**WHAT IS REQUIRED:**
Give the data again exactly as written, skipping any pictures.
===== PROVIDED DATA =====
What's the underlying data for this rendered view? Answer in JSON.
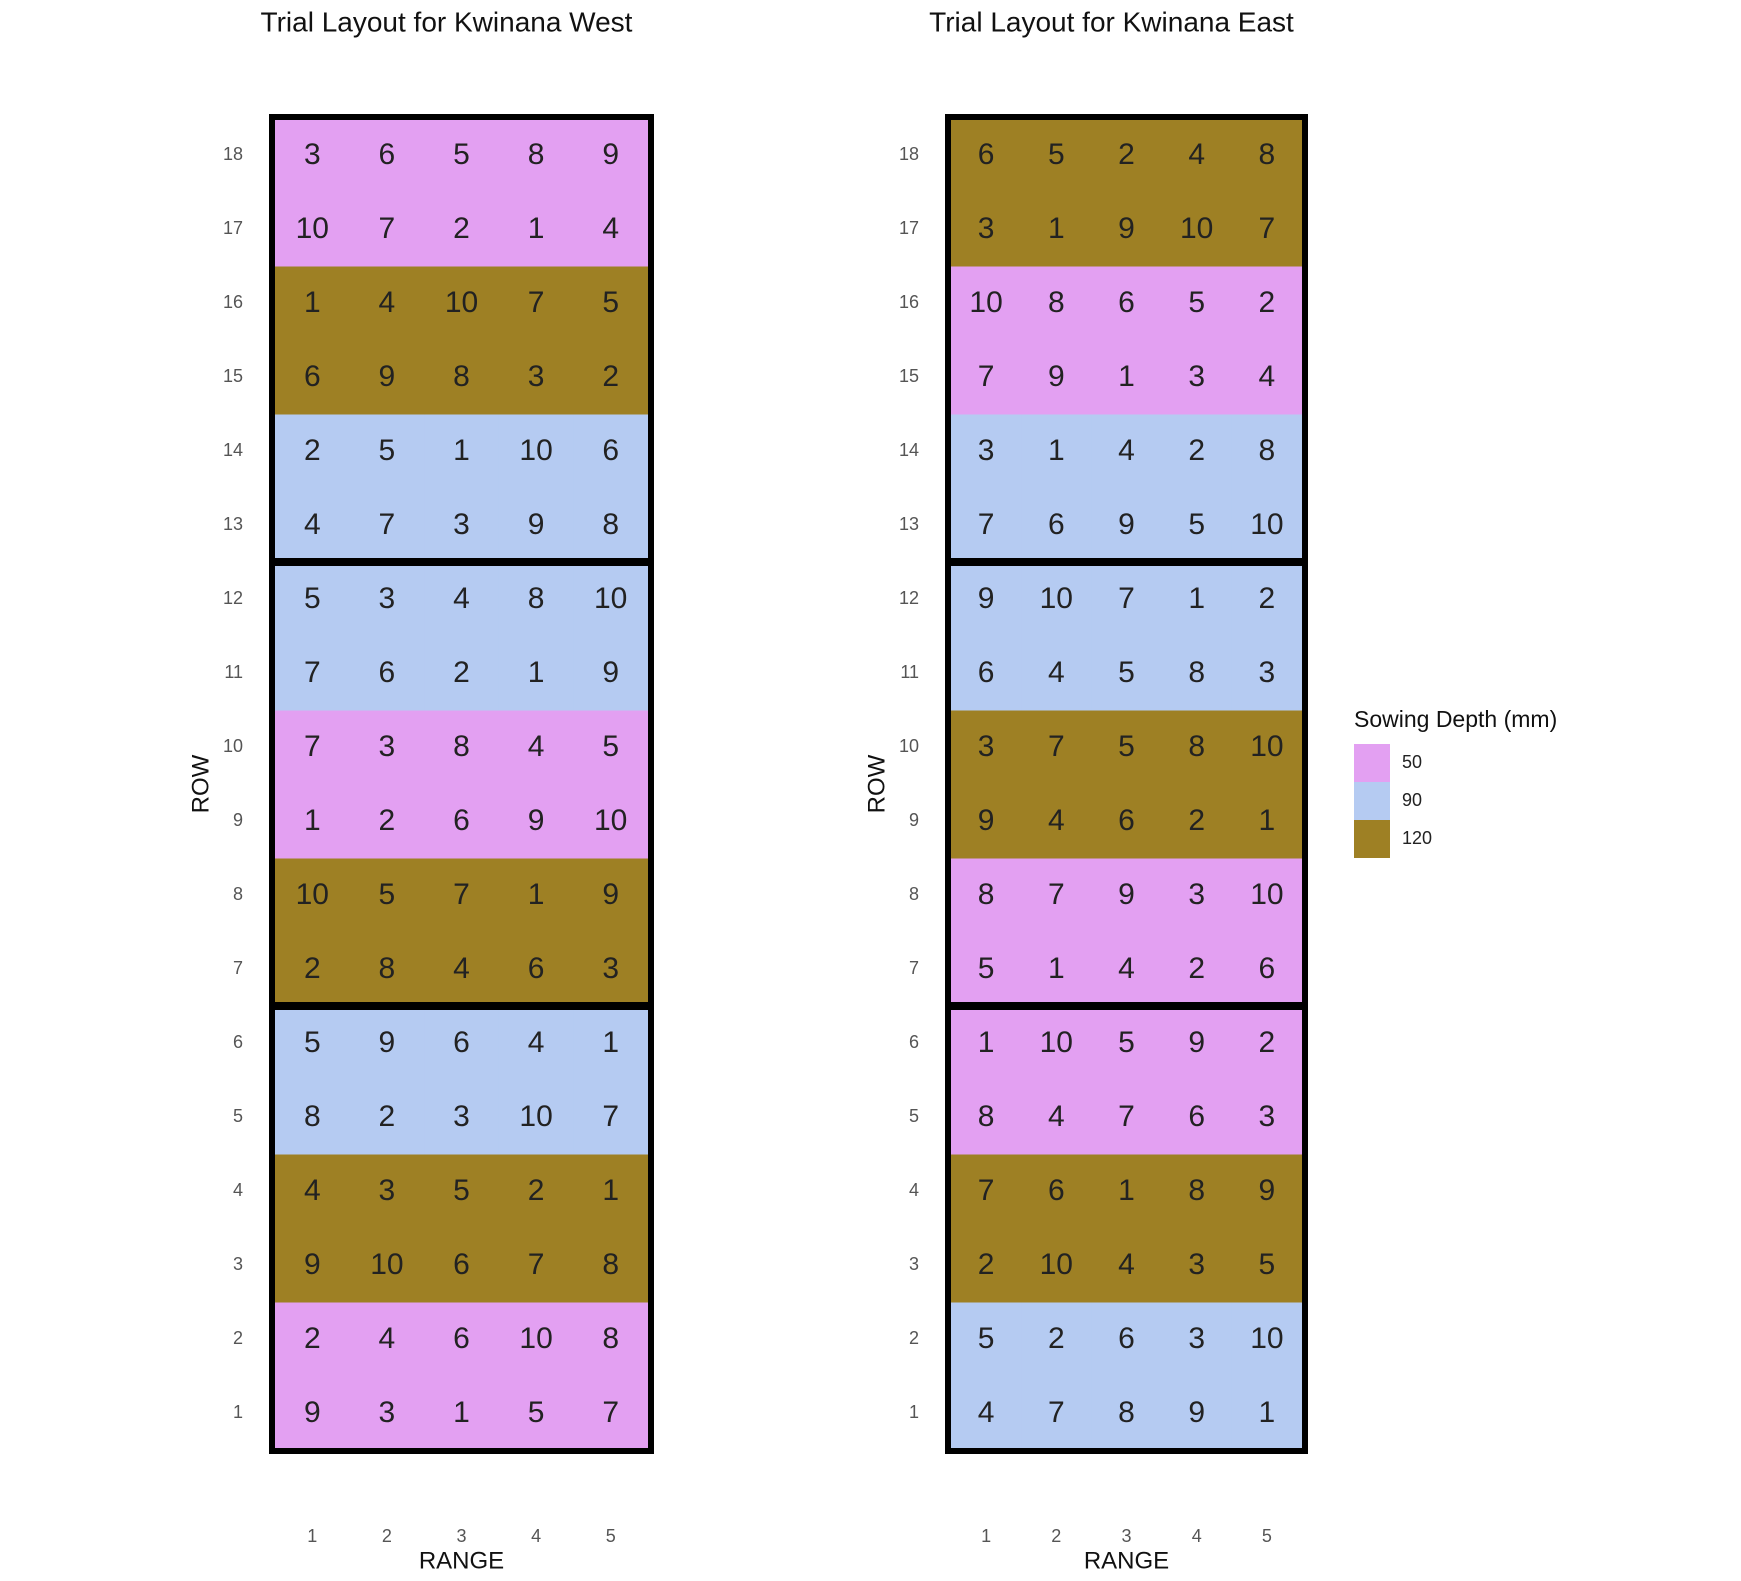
{
  "chart_data": [
    {
      "type": "tile",
      "title": "Trial Layout for Kwinana West",
      "xlabel": "RANGE",
      "ylabel": "ROW",
      "xlim": [
        0.5,
        5.5
      ],
      "ylim": [
        0.5,
        18.5
      ],
      "xticks": [
        1,
        2,
        3,
        4,
        5
      ],
      "yticks": [
        1,
        2,
        3,
        4,
        5,
        6,
        7,
        8,
        9,
        10,
        11,
        12,
        13,
        14,
        15,
        16,
        17,
        18
      ],
      "depth": [
        50,
        50,
        120,
        120,
        90,
        90,
        120,
        120,
        50,
        50,
        90,
        90,
        90,
        90,
        120,
        120,
        50,
        50
      ],
      "cells": [
        [
          9,
          3,
          1,
          5,
          7
        ],
        [
          2,
          4,
          6,
          10,
          8
        ],
        [
          9,
          10,
          6,
          7,
          8
        ],
        [
          4,
          3,
          5,
          2,
          1
        ],
        [
          8,
          2,
          3,
          10,
          7
        ],
        [
          5,
          9,
          6,
          4,
          1
        ],
        [
          2,
          8,
          4,
          6,
          3
        ],
        [
          10,
          5,
          7,
          1,
          9
        ],
        [
          1,
          2,
          6,
          9,
          10
        ],
        [
          7,
          3,
          8,
          4,
          5
        ],
        [
          7,
          6,
          2,
          1,
          9
        ],
        [
          5,
          3,
          4,
          8,
          10
        ],
        [
          4,
          7,
          3,
          9,
          8
        ],
        [
          2,
          5,
          1,
          10,
          6
        ],
        [
          6,
          9,
          8,
          3,
          2
        ],
        [
          1,
          4,
          10,
          7,
          5
        ],
        [
          10,
          7,
          2,
          1,
          4
        ],
        [
          3,
          6,
          5,
          8,
          9
        ]
      ]
    },
    {
      "type": "tile",
      "title": "Trial Layout for Kwinana East",
      "xlabel": "RANGE",
      "ylabel": "ROW",
      "xlim": [
        0.5,
        5.5
      ],
      "ylim": [
        0.5,
        18.5
      ],
      "xticks": [
        1,
        2,
        3,
        4,
        5
      ],
      "yticks": [
        1,
        2,
        3,
        4,
        5,
        6,
        7,
        8,
        9,
        10,
        11,
        12,
        13,
        14,
        15,
        16,
        17,
        18
      ],
      "depth": [
        90,
        90,
        120,
        120,
        50,
        50,
        50,
        50,
        120,
        120,
        90,
        90,
        90,
        90,
        50,
        50,
        120,
        120
      ],
      "cells": [
        [
          4,
          7,
          8,
          9,
          1
        ],
        [
          5,
          2,
          6,
          3,
          10
        ],
        [
          2,
          10,
          4,
          3,
          5
        ],
        [
          7,
          6,
          1,
          8,
          9
        ],
        [
          8,
          4,
          7,
          6,
          3
        ],
        [
          1,
          10,
          5,
          9,
          2
        ],
        [
          5,
          1,
          4,
          2,
          6
        ],
        [
          8,
          7,
          9,
          3,
          10
        ],
        [
          9,
          4,
          6,
          2,
          1
        ],
        [
          3,
          7,
          5,
          8,
          10
        ],
        [
          6,
          4,
          5,
          8,
          3
        ],
        [
          9,
          10,
          7,
          1,
          2
        ],
        [
          7,
          6,
          9,
          5,
          10
        ],
        [
          3,
          1,
          4,
          2,
          8
        ],
        [
          7,
          9,
          1,
          3,
          4
        ],
        [
          10,
          8,
          6,
          5,
          2
        ],
        [
          3,
          1,
          9,
          10,
          7
        ],
        [
          6,
          5,
          2,
          4,
          8
        ]
      ]
    }
  ],
  "legend": {
    "title": "Sowing Depth (mm)",
    "levels": [
      50,
      90,
      120
    ],
    "colors": [
      "#e3a0f2",
      "#b5cbf2",
      "#9e8024"
    ]
  }
}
=====
**SOLUTION:**
What's the underlying data for this rendered view? Answer in JSON.
{
  "chart_data": [
    {
      "type": "tile",
      "title": "Trial Layout for Kwinana West",
      "xlabel": "RANGE",
      "ylabel": "ROW",
      "xlim": [
        0.5,
        5.5
      ],
      "ylim": [
        0.5,
        18.5
      ],
      "xticks": [
        1,
        2,
        3,
        4,
        5
      ],
      "yticks": [
        1,
        2,
        3,
        4,
        5,
        6,
        7,
        8,
        9,
        10,
        11,
        12,
        13,
        14,
        15,
        16,
        17,
        18
      ],
      "depth": [
        50,
        50,
        120,
        120,
        90,
        90,
        120,
        120,
        50,
        50,
        90,
        90,
        90,
        90,
        120,
        120,
        50,
        50
      ],
      "cells": [
        [
          9,
          3,
          1,
          5,
          7
        ],
        [
          2,
          4,
          6,
          10,
          8
        ],
        [
          9,
          10,
          6,
          7,
          8
        ],
        [
          4,
          3,
          5,
          2,
          1
        ],
        [
          8,
          2,
          3,
          10,
          7
        ],
        [
          5,
          9,
          6,
          4,
          1
        ],
        [
          2,
          8,
          4,
          6,
          3
        ],
        [
          10,
          5,
          7,
          1,
          9
        ],
        [
          1,
          2,
          6,
          9,
          10
        ],
        [
          7,
          3,
          8,
          4,
          5
        ],
        [
          7,
          6,
          2,
          1,
          9
        ],
        [
          5,
          3,
          4,
          8,
          10
        ],
        [
          4,
          7,
          3,
          9,
          8
        ],
        [
          2,
          5,
          1,
          10,
          6
        ],
        [
          6,
          9,
          8,
          3,
          2
        ],
        [
          1,
          4,
          10,
          7,
          5
        ],
        [
          10,
          7,
          2,
          1,
          4
        ],
        [
          3,
          6,
          5,
          8,
          9
        ]
      ]
    },
    {
      "type": "tile",
      "title": "Trial Layout for Kwinana East",
      "xlabel": "RANGE",
      "ylabel": "ROW",
      "xlim": [
        0.5,
        5.5
      ],
      "ylim": [
        0.5,
        18.5
      ],
      "xticks": [
        1,
        2,
        3,
        4,
        5
      ],
      "yticks": [
        1,
        2,
        3,
        4,
        5,
        6,
        7,
        8,
        9,
        10,
        11,
        12,
        13,
        14,
        15,
        16,
        17,
        18
      ],
      "depth": [
        90,
        90,
        120,
        120,
        50,
        50,
        50,
        50,
        120,
        120,
        90,
        90,
        90,
        90,
        50,
        50,
        120,
        120
      ],
      "cells": [
        [
          4,
          7,
          8,
          9,
          1
        ],
        [
          5,
          2,
          6,
          3,
          10
        ],
        [
          2,
          10,
          4,
          3,
          5
        ],
        [
          7,
          6,
          1,
          8,
          9
        ],
        [
          8,
          4,
          7,
          6,
          3
        ],
        [
          1,
          10,
          5,
          9,
          2
        ],
        [
          5,
          1,
          4,
          2,
          6
        ],
        [
          8,
          7,
          9,
          3,
          10
        ],
        [
          9,
          4,
          6,
          2,
          1
        ],
        [
          3,
          7,
          5,
          8,
          10
        ],
        [
          6,
          4,
          5,
          8,
          3
        ],
        [
          9,
          10,
          7,
          1,
          2
        ],
        [
          7,
          6,
          9,
          5,
          10
        ],
        [
          3,
          1,
          4,
          2,
          8
        ],
        [
          7,
          9,
          1,
          3,
          4
        ],
        [
          10,
          8,
          6,
          5,
          2
        ],
        [
          3,
          1,
          9,
          10,
          7
        ],
        [
          6,
          5,
          2,
          4,
          8
        ]
      ]
    }
  ],
  "legend": {
    "title": "Sowing Depth (mm)",
    "levels": [
      50,
      90,
      120
    ],
    "colors": [
      "#e3a0f2",
      "#b5cbf2",
      "#9e8024"
    ]
  }
}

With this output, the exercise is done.